**Page extract:**
= = = =

Joshua Stone, Analyst
I have a couple of questions. First, I want to follow up on the fourth quarter. I appreciate the detailed information, especially regarding Integrated Gas, as it seems you're being quite conservative at this time. However, I expect liquefaction volumes to increase. Why wouldn't the rise in those volumes help improve margins in the fourth quarter? Are there other aspects of integrated gas we should consider? Also, could you update us on the hedging impact and any potential headwinds that may have affected this quarter’s numbers? My second question is about Namibia. I heard some news earlier this summer regarding plans to resume exploration drilling next year around mid-year. Could you provide more details on the areas you’re considering targeting? Furthermore, how willing are you to invest more capital in this country, based on what you currently know about the basin?
Wael Sawan, CEO
Josh, I'll take the second question and ask Sinead to address the first one. Regarding Namibia, we have previously mentioned that we are pleased with the volumes we've discovered. However, we faced challenges due to high gas-oil ratios and the mobility of the fluid. We have been spending time understanding the results of our appraisal program and analyzing the subsurface data we've gathered, along with insights from others working in the basin to enhance our knowledge. We are still interested in investing in Namibia, but any investment will need to meet our stringent criteria for investment opportunities. We are prepared to invest in an appraisal well for a new horizon if we can define a viable case for it, which the team is currently assessing. We expect to make a decision on this in the coming weeks. More generally, we are exploring options in basins where we believe we can differentiate our activities. For instance, in deepwater, we can utilize our knowledge of the North Atlantic to create opportunities, like the well we are currently drilling in Sao Tome and other wells in the Gulf of America. I look forward to seeing what emerges from these efforts. Sinead?

= = = =

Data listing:

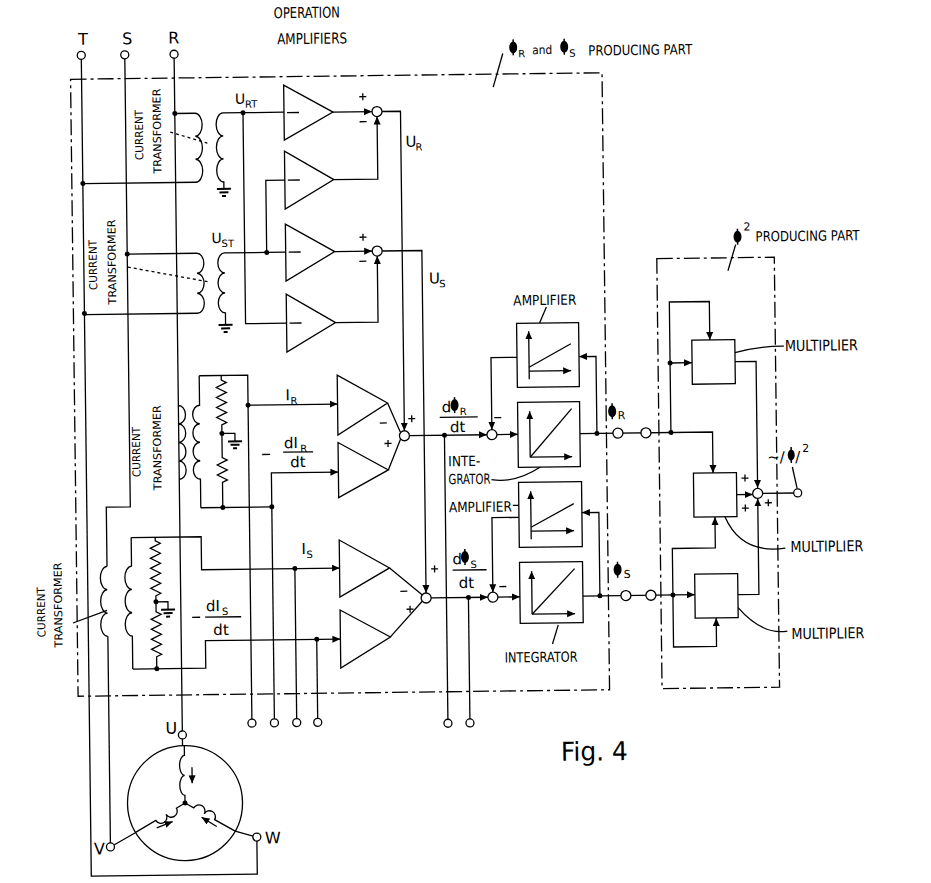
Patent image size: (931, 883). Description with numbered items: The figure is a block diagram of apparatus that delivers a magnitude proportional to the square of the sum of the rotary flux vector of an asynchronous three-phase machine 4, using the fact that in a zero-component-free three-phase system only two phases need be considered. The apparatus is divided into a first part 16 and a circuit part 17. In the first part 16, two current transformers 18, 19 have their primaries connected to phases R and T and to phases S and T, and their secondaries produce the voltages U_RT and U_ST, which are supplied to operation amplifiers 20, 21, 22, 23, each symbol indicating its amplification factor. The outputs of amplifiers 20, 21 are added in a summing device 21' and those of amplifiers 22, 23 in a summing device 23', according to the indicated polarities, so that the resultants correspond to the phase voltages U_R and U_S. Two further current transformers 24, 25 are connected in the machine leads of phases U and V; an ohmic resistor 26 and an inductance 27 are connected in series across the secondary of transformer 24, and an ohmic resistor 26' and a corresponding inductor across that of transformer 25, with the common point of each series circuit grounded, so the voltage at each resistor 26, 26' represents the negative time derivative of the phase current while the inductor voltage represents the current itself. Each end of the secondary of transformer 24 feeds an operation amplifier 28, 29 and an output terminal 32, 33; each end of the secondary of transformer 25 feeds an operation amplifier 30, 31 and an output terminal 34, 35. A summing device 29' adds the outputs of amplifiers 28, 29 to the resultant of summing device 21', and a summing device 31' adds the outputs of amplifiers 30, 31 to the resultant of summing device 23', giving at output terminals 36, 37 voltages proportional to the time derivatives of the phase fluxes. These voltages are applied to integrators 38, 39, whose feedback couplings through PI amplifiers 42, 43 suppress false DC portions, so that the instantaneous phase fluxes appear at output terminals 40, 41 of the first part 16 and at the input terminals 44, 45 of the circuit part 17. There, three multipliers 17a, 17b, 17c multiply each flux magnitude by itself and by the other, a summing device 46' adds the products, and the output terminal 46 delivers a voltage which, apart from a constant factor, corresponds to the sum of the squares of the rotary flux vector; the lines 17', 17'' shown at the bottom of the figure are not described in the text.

The asynchronous machine 4 is at (236, 778).
The first part 16 is at (483, 74).
The circuit part 17 is at (717, 455).
The output line 17' is at (218, 785).
The output line 17'' is at (291, 784).
The multiplier 17a is at (712, 387).
The multiplier 17b is at (723, 476).
The multiplier 17c is at (721, 614).
The current transformer 18 is at (205, 114).
The current transformer 19 is at (214, 298).
The operation amplifier 20 is at (312, 96).
The operation amplifier 21 is at (310, 175).
The summing device 21' is at (370, 133).
The operation amplifier 22 is at (312, 236).
The operation amplifier 23 is at (311, 317).
The summing device 23' is at (365, 271).
The current transformer 24 is at (183, 414).
The current transformer 25 is at (116, 574).
The ohmic resistor 26 is at (233, 389).
The ohmic resistor 26' is at (161, 556).
The inductance 27 is at (198, 551).
The operation amplifier 28 is at (369, 391).
The operation amplifier 29 is at (365, 473).
The summing device 29' is at (401, 441).
The operation amplifier 30 is at (374, 558).
The operation amplifier 31 is at (370, 642).
The summing device 31' is at (414, 601).
The output terminal 32 is at (249, 579).
The output terminal 33 is at (273, 630).
The output terminal 34 is at (296, 659).
The output terminal 35 is at (317, 695).
The output terminal 36 is at (446, 594).
The output terminal 37 is at (470, 674).
The integrator 38 is at (518, 456).
The integrator 39 is at (518, 621).
The output terminal 40 is at (618, 446).
The output terminal 41 is at (620, 607).
The amplifier 42 is at (518, 336).
The amplifier 43 is at (518, 486).
The input terminal 44 is at (646, 447).
The input terminal 45 is at (648, 607).
The output terminal 46 is at (782, 507).
The summing device 46' is at (752, 510).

= = = =

**Task:**
Write the next part of the earnings call transcript, picking up right after its last line. The records stand apart from the earnings call transcript and are separate material.

**Expected answer:**
Sinead Gorman, CFO
Indeed. And thank you, Josh. So back to Integrated Gas. No, you're absolutely right in the sense that when we talk about the normal, we're always talking about whether we can deliver higher operational performance and then what opportunities we can find in the market as well beyond that. So when I look at Q4, indeed, we're looking at strong operational performance. So we're looking at the team doing what they've said they're going to do and making sure they continue on the ramp-up of LNG Canada and other assets. But then we're looking at what do we see in terms of the availability of those lengths, so hopefully, we will have some. But in terms of the arbs and what are the opportunities to be able to trade around those. What I was mentioning earlier on was that we're seeing some of it at the moment, but less in Q4 than we did in Q3. So there is that sort of notice board. Those are closing at the moment, and you can talk about Brent versus Henry Hub and also it's a fun item there, but it is closing a little bit. You also mentioned then the impact in terms of the runoff by the way, in terms of the losses of the legacy positions. So I think I've positioned probably back almost a year ago, but I said we'd run through 2025. We're still seeing those legacy positions expire over this year. That impact is less pronounced than it was at the start of the year. That's just some really good work from the trading team in terms of effective risk management, but you will see that in Q4 as well. So looking to see what can we actually capture upside in the portfolio in terms of both net length and what's in the market as well? But of course, there is weakness versus downstream versus where integrated gas is. So as I outlined earlier, we're expecting to see downstream being weaker than it was in Q3 versus integrated gas, where we would not see it be able to capture some of the opportunities that we have seen this quarter, but we're looking at strong operational performance as well. So it's a tale of two halves there.
Wael Sawan, CEO
Thanks, Sinead. Thanks for the questions, as well there, Josh. Luke, let's go to the next question, please.
Operator, Operator
Our final caller today is Mark Wilson from Jefferies.
Mark Wilson, Analyst
There is significant focus on directing capital towards the highest returns. Could you provide insights on the U.K. North Sea business combination and your future plans for it? Do you view this as an investment area? Additionally, how do you anticipate fiscal changes in the U.K. impacting your strategic perspective on the North Sea portfolio?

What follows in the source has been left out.